** start of DATA PROVIDED **
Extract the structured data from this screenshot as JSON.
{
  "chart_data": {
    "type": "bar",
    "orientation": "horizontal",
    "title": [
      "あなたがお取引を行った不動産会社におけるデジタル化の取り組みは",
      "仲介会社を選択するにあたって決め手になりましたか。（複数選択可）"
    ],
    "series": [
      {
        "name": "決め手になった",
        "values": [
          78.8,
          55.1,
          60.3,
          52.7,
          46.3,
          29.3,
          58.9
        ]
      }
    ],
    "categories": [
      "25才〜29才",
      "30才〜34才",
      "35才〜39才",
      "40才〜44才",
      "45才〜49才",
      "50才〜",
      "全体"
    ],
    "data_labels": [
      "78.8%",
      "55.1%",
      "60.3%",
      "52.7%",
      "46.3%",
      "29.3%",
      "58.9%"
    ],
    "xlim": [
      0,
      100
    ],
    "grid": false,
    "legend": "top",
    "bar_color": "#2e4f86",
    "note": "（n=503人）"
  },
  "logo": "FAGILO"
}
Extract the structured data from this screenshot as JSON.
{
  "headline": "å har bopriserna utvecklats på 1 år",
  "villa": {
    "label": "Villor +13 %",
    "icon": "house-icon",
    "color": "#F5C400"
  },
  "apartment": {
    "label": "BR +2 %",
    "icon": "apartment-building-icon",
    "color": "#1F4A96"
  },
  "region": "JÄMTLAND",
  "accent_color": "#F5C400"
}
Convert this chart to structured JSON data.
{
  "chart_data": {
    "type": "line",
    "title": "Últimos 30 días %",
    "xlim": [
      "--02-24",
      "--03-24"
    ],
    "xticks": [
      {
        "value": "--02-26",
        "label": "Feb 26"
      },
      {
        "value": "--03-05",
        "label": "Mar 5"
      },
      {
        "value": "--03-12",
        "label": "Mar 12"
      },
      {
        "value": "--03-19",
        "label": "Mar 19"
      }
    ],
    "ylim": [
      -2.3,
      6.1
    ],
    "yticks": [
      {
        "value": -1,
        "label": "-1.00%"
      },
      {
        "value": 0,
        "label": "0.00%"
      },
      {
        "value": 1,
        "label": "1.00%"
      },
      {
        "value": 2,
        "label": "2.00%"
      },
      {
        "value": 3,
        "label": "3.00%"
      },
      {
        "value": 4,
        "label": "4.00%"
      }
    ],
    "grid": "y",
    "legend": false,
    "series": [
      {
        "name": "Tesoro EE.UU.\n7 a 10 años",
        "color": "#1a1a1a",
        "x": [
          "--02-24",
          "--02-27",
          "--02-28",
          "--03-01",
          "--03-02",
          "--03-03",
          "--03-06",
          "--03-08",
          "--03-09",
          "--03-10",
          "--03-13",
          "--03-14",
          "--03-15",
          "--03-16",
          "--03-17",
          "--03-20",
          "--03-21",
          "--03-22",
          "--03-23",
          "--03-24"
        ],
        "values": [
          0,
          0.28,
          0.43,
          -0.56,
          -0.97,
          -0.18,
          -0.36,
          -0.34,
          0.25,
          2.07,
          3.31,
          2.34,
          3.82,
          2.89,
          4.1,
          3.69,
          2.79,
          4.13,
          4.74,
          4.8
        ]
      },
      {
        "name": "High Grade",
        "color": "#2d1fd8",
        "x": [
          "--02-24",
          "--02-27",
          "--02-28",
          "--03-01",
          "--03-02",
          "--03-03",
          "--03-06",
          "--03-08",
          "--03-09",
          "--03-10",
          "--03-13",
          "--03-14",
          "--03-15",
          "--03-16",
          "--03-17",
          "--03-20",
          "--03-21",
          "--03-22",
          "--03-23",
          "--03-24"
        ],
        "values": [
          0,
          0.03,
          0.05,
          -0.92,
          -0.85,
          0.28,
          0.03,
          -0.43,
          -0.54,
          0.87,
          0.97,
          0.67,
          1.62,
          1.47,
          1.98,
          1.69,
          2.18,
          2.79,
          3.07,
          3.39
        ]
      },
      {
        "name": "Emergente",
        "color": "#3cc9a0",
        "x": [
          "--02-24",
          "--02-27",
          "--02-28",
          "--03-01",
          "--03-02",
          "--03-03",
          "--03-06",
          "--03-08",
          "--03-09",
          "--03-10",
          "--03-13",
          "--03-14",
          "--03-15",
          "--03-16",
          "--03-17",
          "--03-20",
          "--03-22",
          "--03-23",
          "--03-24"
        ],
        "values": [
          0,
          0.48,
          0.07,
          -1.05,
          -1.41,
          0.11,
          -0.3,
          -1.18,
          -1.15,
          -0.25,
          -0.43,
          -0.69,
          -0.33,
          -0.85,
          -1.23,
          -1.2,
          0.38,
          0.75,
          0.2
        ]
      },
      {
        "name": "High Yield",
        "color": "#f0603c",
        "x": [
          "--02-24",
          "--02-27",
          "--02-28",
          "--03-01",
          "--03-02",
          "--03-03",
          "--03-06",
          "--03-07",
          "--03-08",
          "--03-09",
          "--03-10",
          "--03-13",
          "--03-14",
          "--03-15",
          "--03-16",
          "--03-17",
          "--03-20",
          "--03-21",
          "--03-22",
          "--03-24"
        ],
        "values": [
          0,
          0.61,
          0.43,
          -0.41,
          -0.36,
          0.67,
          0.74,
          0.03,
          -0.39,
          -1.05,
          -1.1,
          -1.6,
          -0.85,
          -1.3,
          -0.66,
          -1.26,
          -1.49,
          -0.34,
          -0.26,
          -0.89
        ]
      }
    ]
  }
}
** end of DATA PROVIDED **
The records above are to be repeated exactly, in their entirety.

Extract the structured data from this screenshot as JSON.
{
  "chart_data": {
    "type": "bar",
    "orientation": "horizontal",
    "title": [
      "あなたがお取引を行った不動産会社におけるデジタル化の取り組みは",
      "仲介会社を選択するにあたって決め手になりましたか。（複数選択可）"
    ],
    "series": [
      {
        "name": "決め手になった",
        "values": [
          78.8,
          55.1,
          60.3,
          52.7,
          46.3,
          29.3,
          58.9
        ]
      }
    ],
    "categories": [
      "25才〜29才",
      "30才〜34才",
      "35才〜39才",
      "40才〜44才",
      "45才〜49才",
      "50才〜",
      "全体"
    ],
    "data_labels": [
      "78.8%",
      "55.1%",
      "60.3%",
      "52.7%",
      "46.3%",
      "29.3%",
      "58.9%"
    ],
    "xlim": [
      0,
      100
    ],
    "grid": false,
    "legend": "top",
    "bar_color": "#2e4f86",
    "note": "（n=503人）"
  },
  "logo": "FAGILO"
}
Extract the structured data from this screenshot as JSON.
{
  "headline": "å har bopriserna utvecklats på 1 år",
  "villa": {
    "label": "Villor +13 %",
    "icon": "house-icon",
    "color": "#F5C400"
  },
  "apartment": {
    "label": "BR +2 %",
    "icon": "apartment-building-icon",
    "color": "#1F4A96"
  },
  "region": "JÄMTLAND",
  "accent_color": "#F5C400"
}
Convert this chart to structured JSON data.
{
  "chart_data": {
    "type": "line",
    "title": "Últimos 30 días %",
    "xlim": [
      "--02-24",
      "--03-24"
    ],
    "xticks": [
      {
        "value": "--02-26",
        "label": "Feb 26"
      },
      {
        "value": "--03-05",
        "label": "Mar 5"
      },
      {
        "value": "--03-12",
        "label": "Mar 12"
      },
      {
        "value": "--03-19",
        "label": "Mar 19"
      }
    ],
    "ylim": [
      -2.3,
      6.1
    ],
    "yticks": [
      {
        "value": -1,
        "label": "-1.00%"
      },
      {
        "value": 0,
        "label": "0.00%"
      },
      {
        "value": 1,
        "label": "1.00%"
      },
      {
        "value": 2,
        "label": "2.00%"
      },
      {
        "value": 3,
        "label": "3.00%"
      },
      {
        "value": 4,
        "label": "4.00%"
      }
    ],
    "grid": "y",
    "legend": false,
    "series": [
      {
        "name": "Tesoro EE.UU.\n7 a 10 años",
        "color": "#1a1a1a",
        "x": [
          "--02-24",
          "--02-27",
          "--02-28",
          "--03-01",
          "--03-02",
          "--03-03",
          "--03-06",
          "--03-08",
          "--03-09",
          "--03-10",
          "--03-13",
          "--03-14",
          "--03-15",
          "--03-16",
          "--03-17",
          "--03-20",
          "--03-21",
          "--03-22",
          "--03-23",
          "--03-24"
        ],
        "values": [
          0,
          0.28,
          0.43,
          -0.56,
          -0.97,
          -0.18,
          -0.36,
          -0.34,
          0.25,
          2.07,
          3.31,
          2.34,
          3.82,
          2.89,
          4.1,
          3.69,
          2.79,
          4.13,
          4.74,
          4.8
        ]
      },
      {
        "name": "High Grade",
        "color": "#2d1fd8",
        "x": [
          "--02-24",
          "--02-27",
          "--02-28",
          "--03-01",
          "--03-02",
          "--03-03",
          "--03-06",
          "--03-08",
          "--03-09",
          "--03-10",
          "--03-13",
          "--03-14",
          "--03-15",
          "--03-16",
          "--03-17",
          "--03-20",
          "--03-21",
          "--03-22",
          "--03-23",
          "--03-24"
        ],
        "values": [
          0,
          0.03,
          0.05,
          -0.92,
          -0.85,
          0.28,
          0.03,
          -0.43,
          -0.54,
          0.87,
          0.97,
          0.67,
          1.62,
          1.47,
          1.98,
          1.69,
          2.18,
          2.79,
          3.07,
          3.39
        ]
      },
      {
        "name": "Emergente",
        "color": "#3cc9a0",
        "x": [
          "--02-24",
          "--02-27",
          "--02-28",
          "--03-01",
          "--03-02",
          "--03-03",
          "--03-06",
          "--03-08",
          "--03-09",
          "--03-10",
          "--03-13",
          "--03-14",
          "--03-15",
          "--03-16",
          "--03-17",
          "--03-20",
          "--03-22",
          "--03-23",
          "--03-24"
        ],
        "values": [
          0,
          0.48,
          0.07,
          -1.05,
          -1.41,
          0.11,
          -0.3,
          -1.18,
          -1.15,
          -0.25,
          -0.43,
          -0.69,
          -0.33,
          -0.85,
          -1.23,
          -1.2,
          0.38,
          0.75,
          0.2
        ]
      },
      {
        "name": "High Yield",
        "color": "#f0603c",
        "x": [
          "--02-24",
          "--02-27",
          "--02-28",
          "--03-01",
          "--03-02",
          "--03-03",
          "--03-06",
          "--03-07",
          "--03-08",
          "--03-09",
          "--03-10",
          "--03-13",
          "--03-14",
          "--03-15",
          "--03-16",
          "--03-17",
          "--03-20",
          "--03-21",
          "--03-22",
          "--03-24"
        ],
        "values": [
          0,
          0.61,
          0.43,
          -0.41,
          -0.36,
          0.67,
          0.74,
          0.03,
          -0.39,
          -1.05,
          -1.1,
          -1.6,
          -0.85,
          -1.3,
          -0.66,
          -1.26,
          -1.49,
          -0.34,
          -0.26,
          -0.89
        ]
      }
    ]
  }
}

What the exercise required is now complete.